- Exercise aim -
Every entry here needs to be repeated exactly.

___ Entries

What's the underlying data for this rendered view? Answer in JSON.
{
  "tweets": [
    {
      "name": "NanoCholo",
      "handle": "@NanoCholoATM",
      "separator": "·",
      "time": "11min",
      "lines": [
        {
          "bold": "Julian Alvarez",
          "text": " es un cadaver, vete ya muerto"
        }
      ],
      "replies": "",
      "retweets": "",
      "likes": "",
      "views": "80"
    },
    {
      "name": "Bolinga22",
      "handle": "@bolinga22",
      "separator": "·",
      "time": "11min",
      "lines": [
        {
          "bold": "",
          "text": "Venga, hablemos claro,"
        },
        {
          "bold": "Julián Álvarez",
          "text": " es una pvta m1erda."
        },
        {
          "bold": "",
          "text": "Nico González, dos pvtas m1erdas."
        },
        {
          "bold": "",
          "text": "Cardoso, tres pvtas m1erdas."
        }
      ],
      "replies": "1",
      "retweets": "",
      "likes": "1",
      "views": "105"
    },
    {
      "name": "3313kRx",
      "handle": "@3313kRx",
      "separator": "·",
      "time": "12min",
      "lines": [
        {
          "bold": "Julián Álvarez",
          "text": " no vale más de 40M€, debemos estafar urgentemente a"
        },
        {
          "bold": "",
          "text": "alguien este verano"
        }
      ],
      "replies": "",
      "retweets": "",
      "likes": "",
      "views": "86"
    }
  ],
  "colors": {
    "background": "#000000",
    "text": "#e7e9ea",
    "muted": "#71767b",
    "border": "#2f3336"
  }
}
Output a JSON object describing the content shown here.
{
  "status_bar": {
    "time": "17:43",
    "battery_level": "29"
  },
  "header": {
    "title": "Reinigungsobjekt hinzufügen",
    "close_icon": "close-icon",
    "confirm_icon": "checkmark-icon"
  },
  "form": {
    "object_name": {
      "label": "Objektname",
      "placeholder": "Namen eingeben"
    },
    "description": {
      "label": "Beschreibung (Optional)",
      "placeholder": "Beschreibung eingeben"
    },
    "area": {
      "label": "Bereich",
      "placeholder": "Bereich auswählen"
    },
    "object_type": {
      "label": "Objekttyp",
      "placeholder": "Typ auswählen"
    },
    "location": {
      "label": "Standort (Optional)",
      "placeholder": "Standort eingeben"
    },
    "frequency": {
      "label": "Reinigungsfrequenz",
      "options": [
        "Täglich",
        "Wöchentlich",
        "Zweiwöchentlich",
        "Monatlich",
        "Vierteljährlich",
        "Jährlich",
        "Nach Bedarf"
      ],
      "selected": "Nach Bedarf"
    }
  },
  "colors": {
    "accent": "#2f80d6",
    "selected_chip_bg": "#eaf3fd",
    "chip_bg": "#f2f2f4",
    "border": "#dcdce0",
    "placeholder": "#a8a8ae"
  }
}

______

- Solved problem -
What's the underlying data for this rendered view? Answer in JSON.
{
  "tweets": [
    {
      "name": "NanoCholo",
      "handle": "@NanoCholoATM",
      "separator": "·",
      "time": "11min",
      "lines": [
        {
          "bold": "Julian Alvarez",
          "text": " es un cadaver, vete ya muerto"
        }
      ],
      "replies": "",
      "retweets": "",
      "likes": "",
      "views": "80"
    },
    {
      "name": "Bolinga22",
      "handle": "@bolinga22",
      "separator": "·",
      "time": "11min",
      "lines": [
        {
          "bold": "",
          "text": "Venga, hablemos claro,"
        },
        {
          "bold": "Julián Álvarez",
          "text": " es una pvta m1erda."
        },
        {
          "bold": "",
          "text": "Nico González, dos pvtas m1erdas."
        },
        {
          "bold": "",
          "text": "Cardoso, tres pvtas m1erdas."
        }
      ],
      "replies": "1",
      "retweets": "",
      "likes": "1",
      "views": "105"
    },
    {
      "name": "3313kRx",
      "handle": "@3313kRx",
      "separator": "·",
      "time": "12min",
      "lines": [
        {
          "bold": "Julián Álvarez",
          "text": " no vale más de 40M€, debemos estafar urgentemente a"
        },
        {
          "bold": "",
          "text": "alguien este verano"
        }
      ],
      "replies": "",
      "retweets": "",
      "likes": "",
      "views": "86"
    }
  ],
  "colors": {
    "background": "#000000",
    "text": "#e7e9ea",
    "muted": "#71767b",
    "border": "#2f3336"
  }
}
Output a JSON object describing the content shown here.
{
  "status_bar": {
    "time": "17:43",
    "battery_level": "29"
  },
  "header": {
    "title": "Reinigungsobjekt hinzufügen",
    "close_icon": "close-icon",
    "confirm_icon": "checkmark-icon"
  },
  "form": {
    "object_name": {
      "label": "Objektname",
      "placeholder": "Namen eingeben"
    },
    "description": {
      "label": "Beschreibung (Optional)",
      "placeholder": "Beschreibung eingeben"
    },
    "area": {
      "label": "Bereich",
      "placeholder": "Bereich auswählen"
    },
    "object_type": {
      "label": "Objekttyp",
      "placeholder": "Typ auswählen"
    },
    "location": {
      "label": "Standort (Optional)",
      "placeholder": "Standort eingeben"
    },
    "frequency": {
      "label": "Reinigungsfrequenz",
      "options": [
        "Täglich",
        "Wöchentlich",
        "Zweiwöchentlich",
        "Monatlich",
        "Vierteljährlich",
        "Jährlich",
        "Nach Bedarf"
      ],
      "selected": "Nach Bedarf"
    }
  },
  "colors": {
    "accent": "#2f80d6",
    "selected_chip_bg": "#eaf3fd",
    "chip_bg": "#f2f2f4",
    "border": "#dcdce0",
    "placeholder": "#a8a8ae"
  }
}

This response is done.